** Dataset records **
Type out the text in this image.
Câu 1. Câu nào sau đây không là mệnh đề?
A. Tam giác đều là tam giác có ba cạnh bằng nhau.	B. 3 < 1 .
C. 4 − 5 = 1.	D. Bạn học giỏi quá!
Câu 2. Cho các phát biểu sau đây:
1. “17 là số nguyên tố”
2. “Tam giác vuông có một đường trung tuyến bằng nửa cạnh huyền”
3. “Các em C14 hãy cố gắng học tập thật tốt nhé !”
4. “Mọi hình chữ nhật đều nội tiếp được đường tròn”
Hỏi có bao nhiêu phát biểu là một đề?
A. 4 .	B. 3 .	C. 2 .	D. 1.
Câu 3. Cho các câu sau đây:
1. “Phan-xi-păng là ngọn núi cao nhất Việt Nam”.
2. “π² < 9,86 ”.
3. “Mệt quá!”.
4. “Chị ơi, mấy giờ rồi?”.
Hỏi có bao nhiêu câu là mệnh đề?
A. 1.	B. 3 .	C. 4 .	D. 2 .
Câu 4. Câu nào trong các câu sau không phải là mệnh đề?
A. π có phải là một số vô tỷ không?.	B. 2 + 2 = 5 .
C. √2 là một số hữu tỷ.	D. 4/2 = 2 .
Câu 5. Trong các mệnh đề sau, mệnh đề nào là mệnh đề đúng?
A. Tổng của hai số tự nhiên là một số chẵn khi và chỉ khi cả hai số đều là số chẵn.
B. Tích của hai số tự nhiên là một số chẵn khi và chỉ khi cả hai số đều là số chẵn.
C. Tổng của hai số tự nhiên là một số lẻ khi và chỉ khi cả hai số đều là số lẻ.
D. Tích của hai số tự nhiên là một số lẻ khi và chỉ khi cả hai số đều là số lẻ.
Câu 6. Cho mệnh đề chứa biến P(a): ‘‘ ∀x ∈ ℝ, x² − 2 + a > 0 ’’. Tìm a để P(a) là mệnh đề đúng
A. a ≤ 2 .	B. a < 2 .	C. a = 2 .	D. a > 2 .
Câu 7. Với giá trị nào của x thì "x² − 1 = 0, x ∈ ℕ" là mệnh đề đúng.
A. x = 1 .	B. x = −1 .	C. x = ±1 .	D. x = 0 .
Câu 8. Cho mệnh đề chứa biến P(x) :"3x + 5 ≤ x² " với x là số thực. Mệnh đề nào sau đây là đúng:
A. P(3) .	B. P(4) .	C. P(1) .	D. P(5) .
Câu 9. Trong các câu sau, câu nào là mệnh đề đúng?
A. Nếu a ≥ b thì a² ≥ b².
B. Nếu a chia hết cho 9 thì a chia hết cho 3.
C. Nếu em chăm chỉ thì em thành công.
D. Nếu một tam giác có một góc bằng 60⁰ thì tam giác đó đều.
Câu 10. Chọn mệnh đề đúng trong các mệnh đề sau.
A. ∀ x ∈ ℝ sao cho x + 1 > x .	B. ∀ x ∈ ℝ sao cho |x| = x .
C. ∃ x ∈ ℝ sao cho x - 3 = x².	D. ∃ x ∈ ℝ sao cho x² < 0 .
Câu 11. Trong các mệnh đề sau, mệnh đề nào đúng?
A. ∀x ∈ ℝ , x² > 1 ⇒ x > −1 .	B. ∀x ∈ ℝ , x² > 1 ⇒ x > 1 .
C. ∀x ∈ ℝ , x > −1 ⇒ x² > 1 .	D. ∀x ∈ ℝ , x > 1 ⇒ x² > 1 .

** Exercise instructions **
Extract all the material, leaving every line as it is.

** Full solution **
Type out the text in this image.
Câu 1. Câu nào sau đây không là mệnh đề?
A. Tam giác đều là tam giác có ba cạnh bằng nhau.	B. 3 < 1 .
C. 4 − 5 = 1.	D. Bạn học giỏi quá!
Câu 2. Cho các phát biểu sau đây:
1. “17 là số nguyên tố”
2. “Tam giác vuông có một đường trung tuyến bằng nửa cạnh huyền”
3. “Các em C14 hãy cố gắng học tập thật tốt nhé !”
4. “Mọi hình chữ nhật đều nội tiếp được đường tròn”
Hỏi có bao nhiêu phát biểu là một đề?
A. 4 .	B. 3 .	C. 2 .	D. 1.
Câu 3. Cho các câu sau đây:
1. “Phan-xi-păng là ngọn núi cao nhất Việt Nam”.
2. “π² < 9,86 ”.
3. “Mệt quá!”.
4. “Chị ơi, mấy giờ rồi?”.
Hỏi có bao nhiêu câu là mệnh đề?
A. 1.	B. 3 .	C. 4 .	D. 2 .
Câu 4. Câu nào trong các câu sau không phải là mệnh đề?
A. π có phải là một số vô tỷ không?.	B. 2 + 2 = 5 .
C. √2 là một số hữu tỷ.	D. 4/2 = 2 .
Câu 5. Trong các mệnh đề sau, mệnh đề nào là mệnh đề đúng?
A. Tổng của hai số tự nhiên là một số chẵn khi và chỉ khi cả hai số đều là số chẵn.
B. Tích của hai số tự nhiên là một số chẵn khi và chỉ khi cả hai số đều là số chẵn.
C. Tổng của hai số tự nhiên là một số lẻ khi và chỉ khi cả hai số đều là số lẻ.
D. Tích của hai số tự nhiên là một số lẻ khi và chỉ khi cả hai số đều là số lẻ.
Câu 6. Cho mệnh đề chứa biến P(a): ‘‘ ∀x ∈ ℝ, x² − 2 + a > 0 ’’. Tìm a để P(a) là mệnh đề đúng
A. a ≤ 2 .	B. a < 2 .	C. a = 2 .	D. a > 2 .
Câu 7. Với giá trị nào của x thì "x² − 1 = 0, x ∈ ℕ" là mệnh đề đúng.
A. x = 1 .	B. x = −1 .	C. x = ±1 .	D. x = 0 .
Câu 8. Cho mệnh đề chứa biến P(x) :"3x + 5 ≤ x² " với x là số thực. Mệnh đề nào sau đây là đúng:
A. P(3) .	B. P(4) .	C. P(1) .	D. P(5) .
Câu 9. Trong các câu sau, câu nào là mệnh đề đúng?
A. Nếu a ≥ b thì a² ≥ b².
B. Nếu a chia hết cho 9 thì a chia hết cho 3.
C. Nếu em chăm chỉ thì em thành công.
D. Nếu một tam giác có một góc bằng 60⁰ thì tam giác đó đều.
Câu 10. Chọn mệnh đề đúng trong các mệnh đề sau.
A. ∀ x ∈ ℝ sao cho x + 1 > x .	B. ∀ x ∈ ℝ sao cho |x| = x .
C. ∃ x ∈ ℝ sao cho x - 3 = x².	D. ∃ x ∈ ℝ sao cho x² < 0 .
Câu 11. Trong các mệnh đề sau, mệnh đề nào đúng?
A. ∀x ∈ ℝ , x² > 1 ⇒ x > −1 .	B. ∀x ∈ ℝ , x² > 1 ⇒ x > 1 .
C. ∀x ∈ ℝ , x > −1 ⇒ x² > 1 .	D. ∀x ∈ ℝ , x > 1 ⇒ x² > 1 .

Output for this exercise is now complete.